Exercise:
Make an exact copy of all the material below, apart from the pictures.

-- Provided records start --

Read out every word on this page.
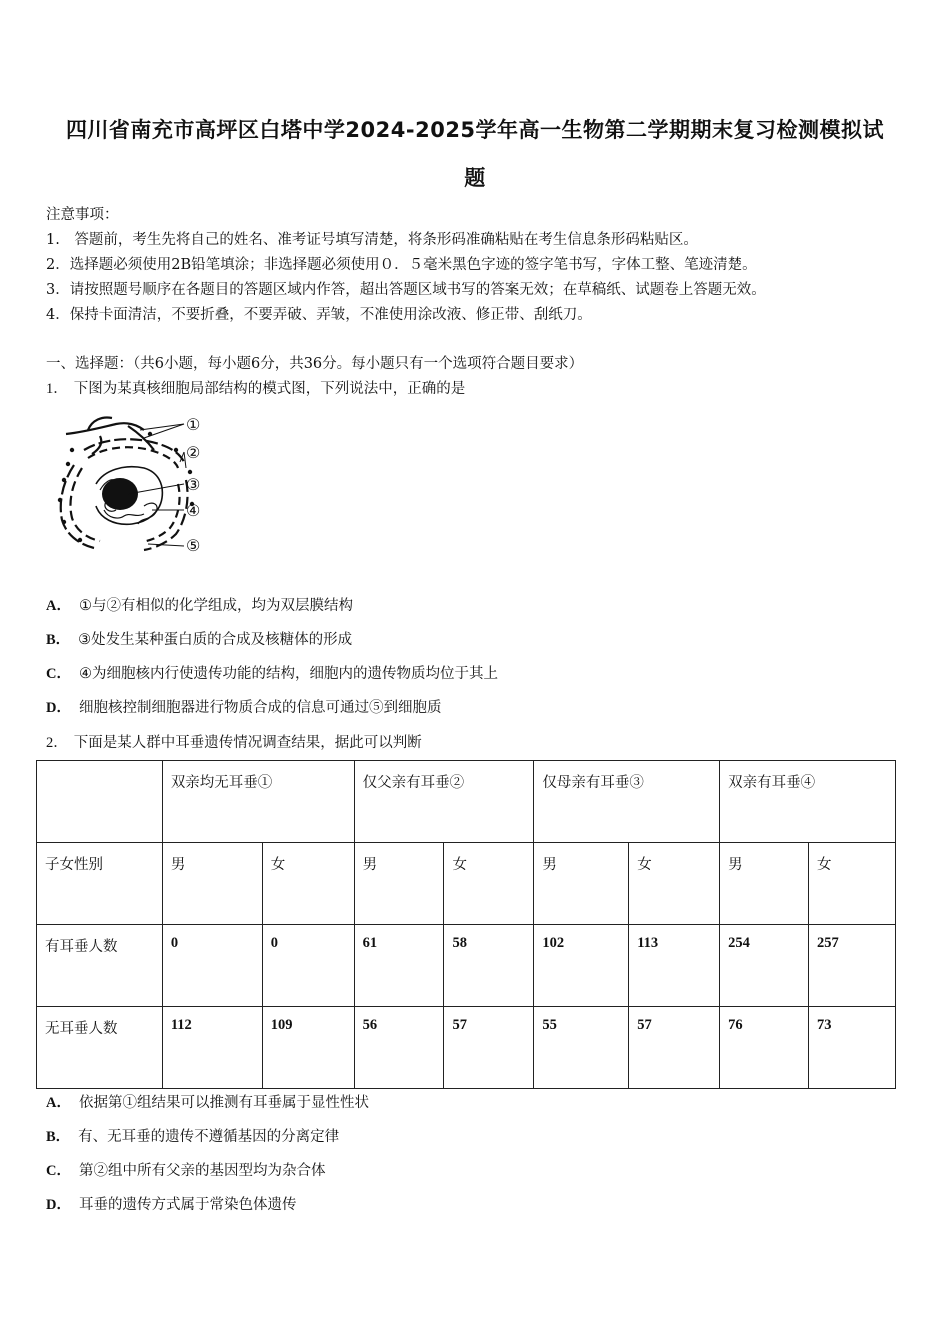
四川省南充市高坪区白塔中学2024-2025学年高一生物第二学期期末复习检测模拟试
题
注意事项：
1.　答题前，考生先将自己的姓名、准考证号填写清楚，将条形码准确粘贴在考生信息条形码粘贴区。
2．选择题必须使用2B铅笔填涂；非选择题必须使用０．５毫米黑色字迹的签字笔书写，字体工整、笔迹清楚。
3．请按照题号顺序在各题目的答题区域内作答，超出答题区域书写的答案无效；在草稿纸、试题卷上答题无效。
4．保持卡面清洁，不要折叠，不要弄破、弄皱，不准使用涂改液、修正带、刮纸刀。
一、选择题：（共6小题，每小题6分，共36分。每小题只有一个选项符合题目要求）
1． 下图为某真核细胞局部结构的模式图，下列说法中，正确的是
①
②
③
④
⑤
A． ①与②有相似的化学组成，均为双层膜结构
B． ③处发生某种蛋白质的合成及核糖体的形成
C． ④为细胞核内行使遗传功能的结构，细胞内的遗传物质均位于其上
D． 细胞核控制细胞器进行物质合成的信息可通过⑤到细胞质
2． 下面是某人群中耳垂遗传情况调查结果，据此可以判断
	双亲均无耳垂①		仅父亲有耳垂②		仅母亲有耳垂③		双亲有耳垂④	
子女性别	男	女	男	女	男	女	男	女
有耳垂人数	0	0	61	58	102	113	254	257
无耳垂人数	112	109	56	57	55	57	76	73
A． 依据第①组结果可以推测有耳垂属于显性性状
B． 有、无耳垂的遗传不遵循基因的分离定律
C． 第②组中所有父亲的基因型均为杂合体
D． 耳垂的遗传方式属于常染色体遗传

-- Provided records end --

Response:
Read out every word on this page.
四川省南充市高坪区白塔中学2024-2025学年高一生物第二学期期末复习检测模拟试
题
注意事项：
1.　答题前，考生先将自己的姓名、准考证号填写清楚，将条形码准确粘贴在考生信息条形码粘贴区。
2．选择题必须使用2B铅笔填涂；非选择题必须使用０．５毫米黑色字迹的签字笔书写，字体工整、笔迹清楚。
3．请按照题号顺序在各题目的答题区域内作答，超出答题区域书写的答案无效；在草稿纸、试题卷上答题无效。
4．保持卡面清洁，不要折叠，不要弄破、弄皱，不准使用涂改液、修正带、刮纸刀。
一、选择题：（共6小题，每小题6分，共36分。每小题只有一个选项符合题目要求）
1． 下图为某真核细胞局部结构的模式图，下列说法中，正确的是
①
②
③
④
⑤
A． ①与②有相似的化学组成，均为双层膜结构
B． ③处发生某种蛋白质的合成及核糖体的形成
C． ④为细胞核内行使遗传功能的结构，细胞内的遗传物质均位于其上
D． 细胞核控制细胞器进行物质合成的信息可通过⑤到细胞质
2． 下面是某人群中耳垂遗传情况调查结果，据此可以判断
	双亲均无耳垂①		仅父亲有耳垂②		仅母亲有耳垂③		双亲有耳垂④	
子女性别	男	女	男	女	男	女	男	女
有耳垂人数	0	0	61	58	102	113	254	257
无耳垂人数	112	109	56	57	55	57	76	73
A． 依据第①组结果可以推测有耳垂属于显性性状
B． 有、无耳垂的遗传不遵循基因的分离定律
C． 第②组中所有父亲的基因型均为杂合体
D． 耳垂的遗传方式属于常染色体遗传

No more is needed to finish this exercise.